▶ [STATED TASK]:
Find every line with the word "Signal". Copy those lines.

▶ [Some records]:
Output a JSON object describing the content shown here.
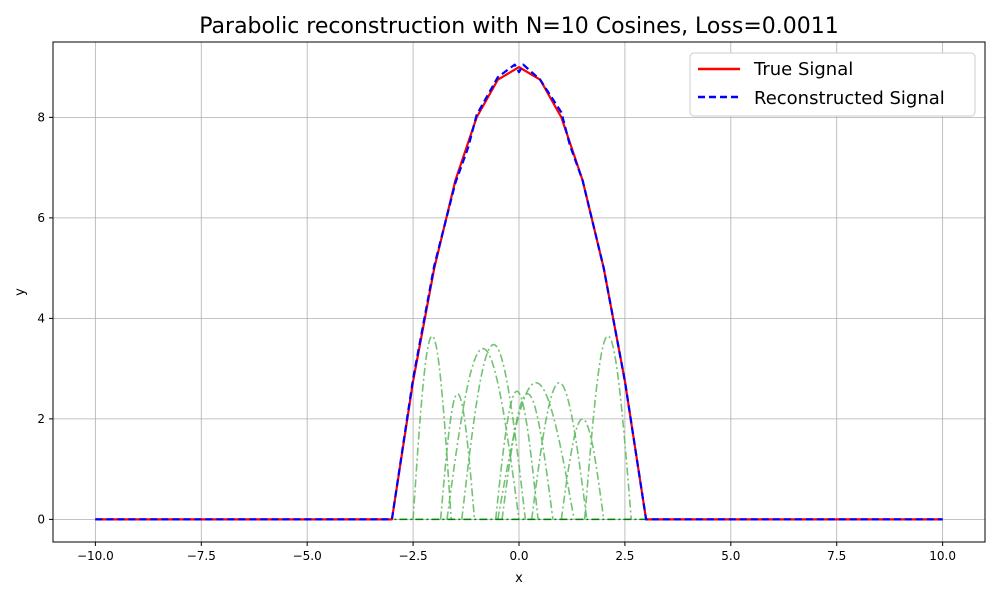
{
  "chart_data": {
    "type": "line",
    "title": "Parabolic reconstruction with N=10 Cosines, Loss=0.0011",
    "xlabel": "x",
    "ylabel": "y",
    "xlim": [
      -11,
      11
    ],
    "ylim": [
      -0.45,
      9.5
    ],
    "xticks": [
      -10,
      -7.5,
      -5,
      -2.5,
      0,
      2.5,
      5,
      7.5,
      10
    ],
    "xtick_labels": [
      "−10.0",
      "−7.5",
      "−5.0",
      "−2.5",
      "0.0",
      "2.5",
      "5.0",
      "7.5",
      "10.0"
    ],
    "yticks": [
      0,
      2,
      4,
      6,
      8
    ],
    "ytick_labels": [
      "0",
      "2",
      "4",
      "6",
      "8"
    ],
    "grid": true,
    "legend_position": "top-right",
    "series": [
      {
        "name": "True Signal",
        "style": "solid",
        "color": "#ff0000",
        "x": [
          -10,
          -3,
          -2.5,
          -2,
          -1.5,
          -1,
          -0.5,
          0,
          0.5,
          1,
          1.5,
          2,
          2.5,
          3,
          10
        ],
        "y": [
          0,
          0,
          2.75,
          5.0,
          6.75,
          8.0,
          8.75,
          9.0,
          8.75,
          8.0,
          6.75,
          5.0,
          2.75,
          0,
          0
        ]
      },
      {
        "name": "Reconstructed Signal",
        "style": "dashed",
        "color": "#0000ff",
        "x": [
          -10,
          -3,
          -2.5,
          -2,
          -1.5,
          -1.2,
          -1,
          -0.5,
          -0.1,
          0,
          0.1,
          0.5,
          1,
          1.2,
          1.5,
          2,
          2.5,
          3,
          10
        ],
        "y": [
          0,
          0,
          2.8,
          5.05,
          6.7,
          7.4,
          8.05,
          8.8,
          9.05,
          8.9,
          9.05,
          8.75,
          8.1,
          7.45,
          6.75,
          5.0,
          2.75,
          0,
          0
        ]
      }
    ],
    "components": [
      {
        "center": -2.05,
        "amplitude": 3.65,
        "width": 0.45
      },
      {
        "center": -1.45,
        "amplitude": 2.5,
        "width": 0.4
      },
      {
        "center": -0.85,
        "amplitude": 3.4,
        "width": 0.85
      },
      {
        "center": -0.6,
        "amplitude": 3.48,
        "width": 0.75
      },
      {
        "center": -0.05,
        "amplitude": 2.55,
        "width": 0.5
      },
      {
        "center": 0.2,
        "amplitude": 2.5,
        "width": 0.6
      },
      {
        "center": 0.4,
        "amplitude": 2.72,
        "width": 0.9
      },
      {
        "center": 0.95,
        "amplitude": 2.72,
        "width": 0.65
      },
      {
        "center": 1.5,
        "amplitude": 2.0,
        "width": 0.5
      },
      {
        "center": 2.1,
        "amplitude": 3.65,
        "width": 0.55
      }
    ],
    "component_color": "#5cb85c"
  }
}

▶ [EXERCISE RESULT]:
        "name": "True Signal",
        "name": "Reconstructed Signal",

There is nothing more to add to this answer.